(What is needed) Which dates in February does the text about Chinese surveillance balloons mention?

(Passage shown)
[start]
The Pentagon says mysterious Chinese surveillance balloons have made flights over at least five continents.
US Department of Defense (DoD) press secretary Brigadier General Pat Ryder said on 8 February recent analysis by defence officials indicates the balloons have operated over a wide range of the globe, including Central and South America, Southeast Asia, East Asia and Europe.
“This is what we assess as part of a larger Chinese surveillance balloon programme,” Ryder says. He adds that US military analysts are “100% clear” the balloons are not civilian airships, as Beijing has claimed.
The US Department of State concurs, adding on 9 February that “some 40 countries” have experienced previous violations of territorial sovereignty by the dirigibles.
The Pentagon also confirms the unmanned balloons have breached American airspace during four separate incidents since 2017, in addition to the recent high-profile episode, in which a balloon entered the airspace of the continental USA on 2 February.
That flight ended abruptly on 4 February, when a US Air Force (USAF) Lockheed Martin F-22 stealth fighter downed the balloon with a single Raytheon AIM-9X Sidewinder air-to-air missile off the coast of South Carolina.
[end]
(Information provided)
[start]
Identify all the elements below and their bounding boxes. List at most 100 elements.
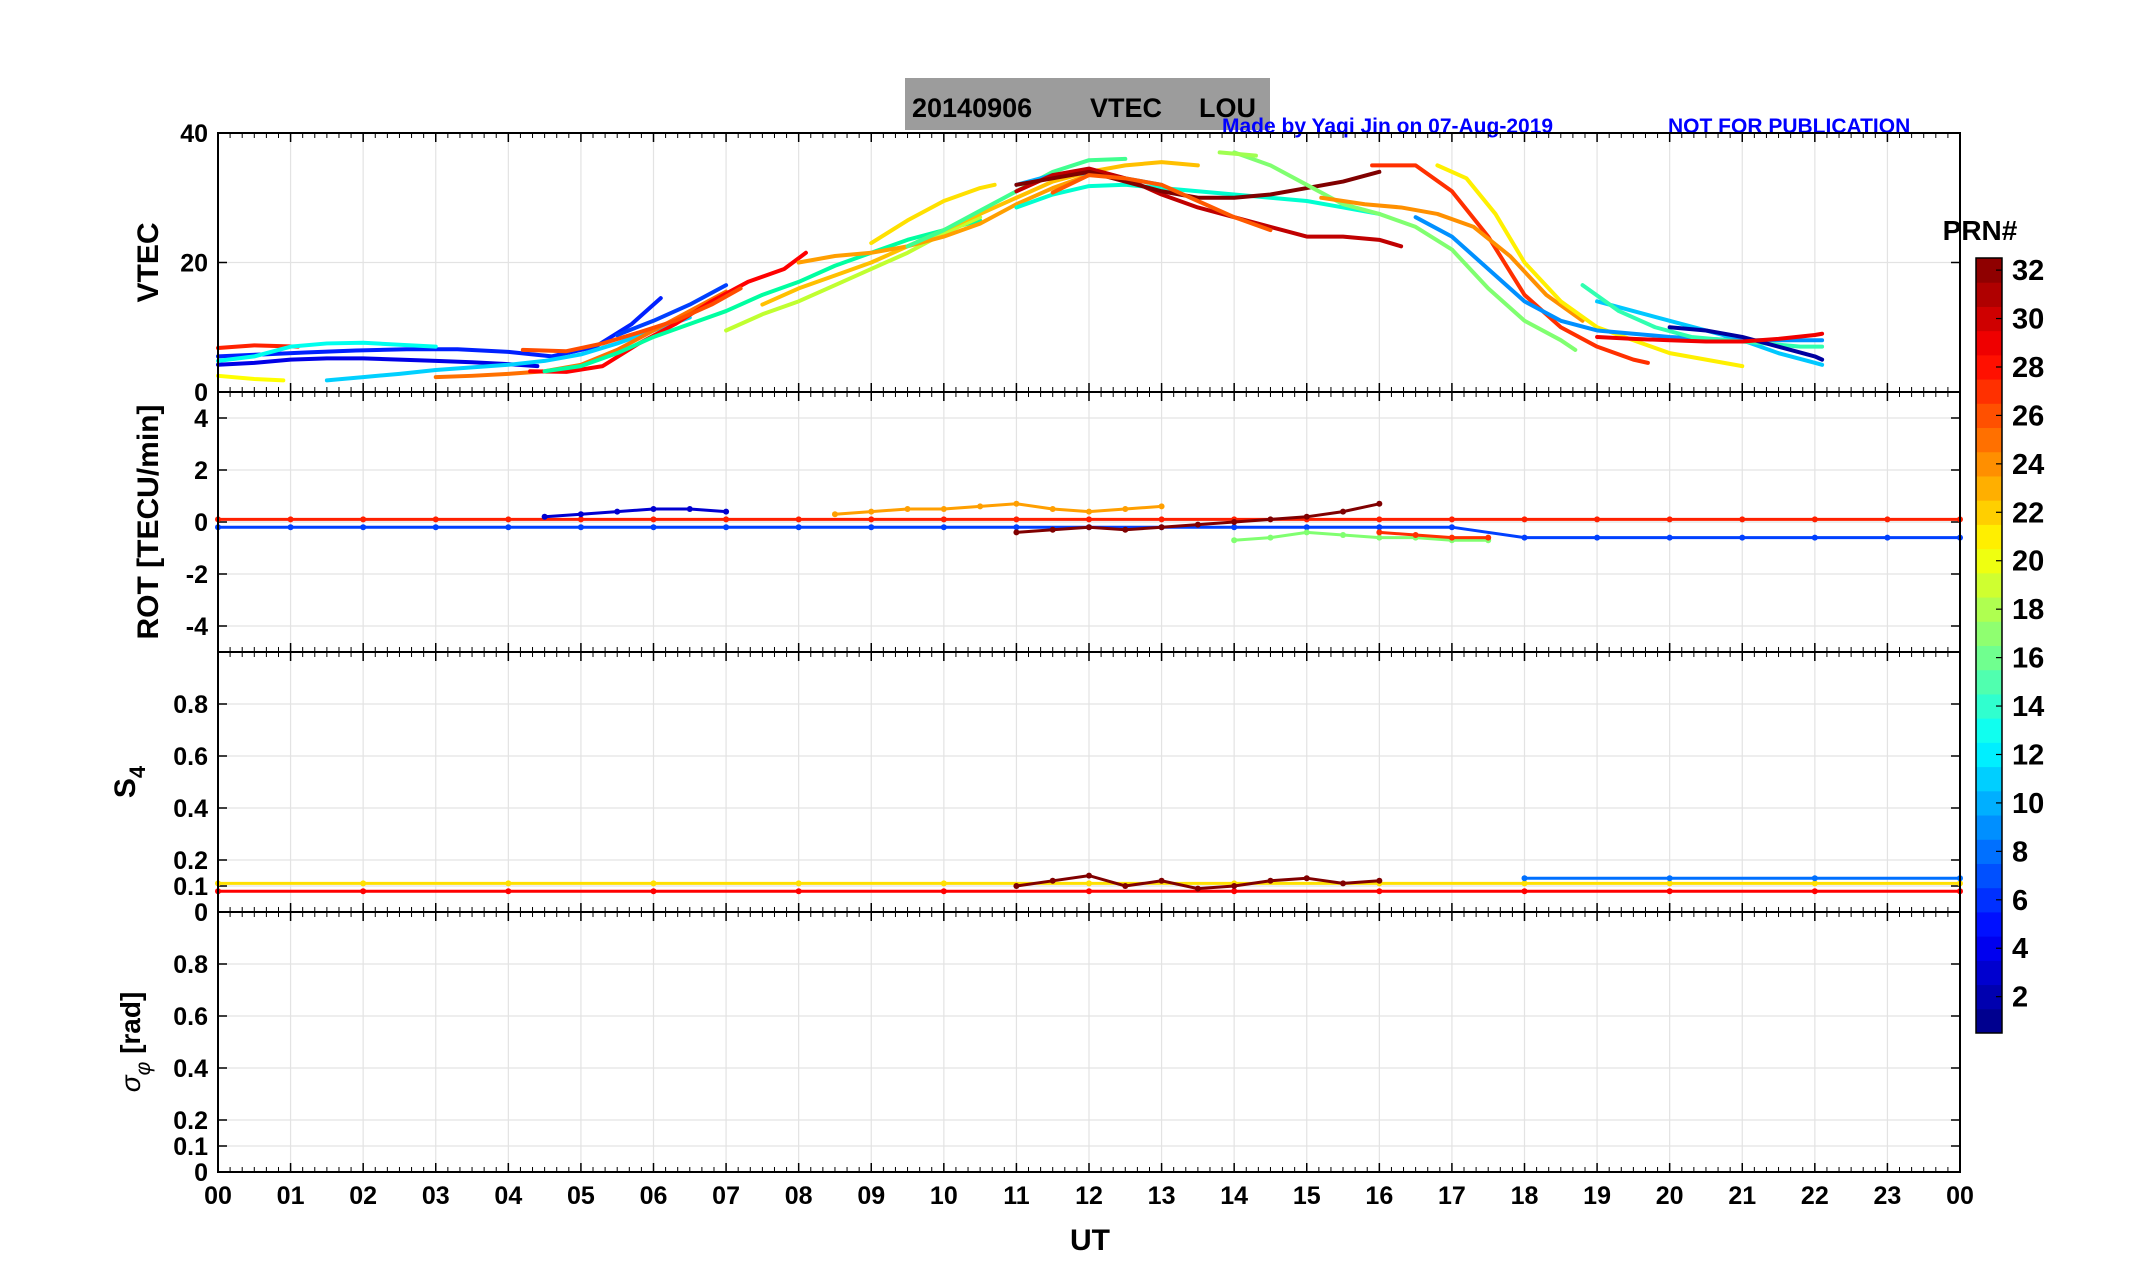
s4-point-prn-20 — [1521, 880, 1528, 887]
[end]
(Worked answer) 8 February, 9 February, 2 February, 4 February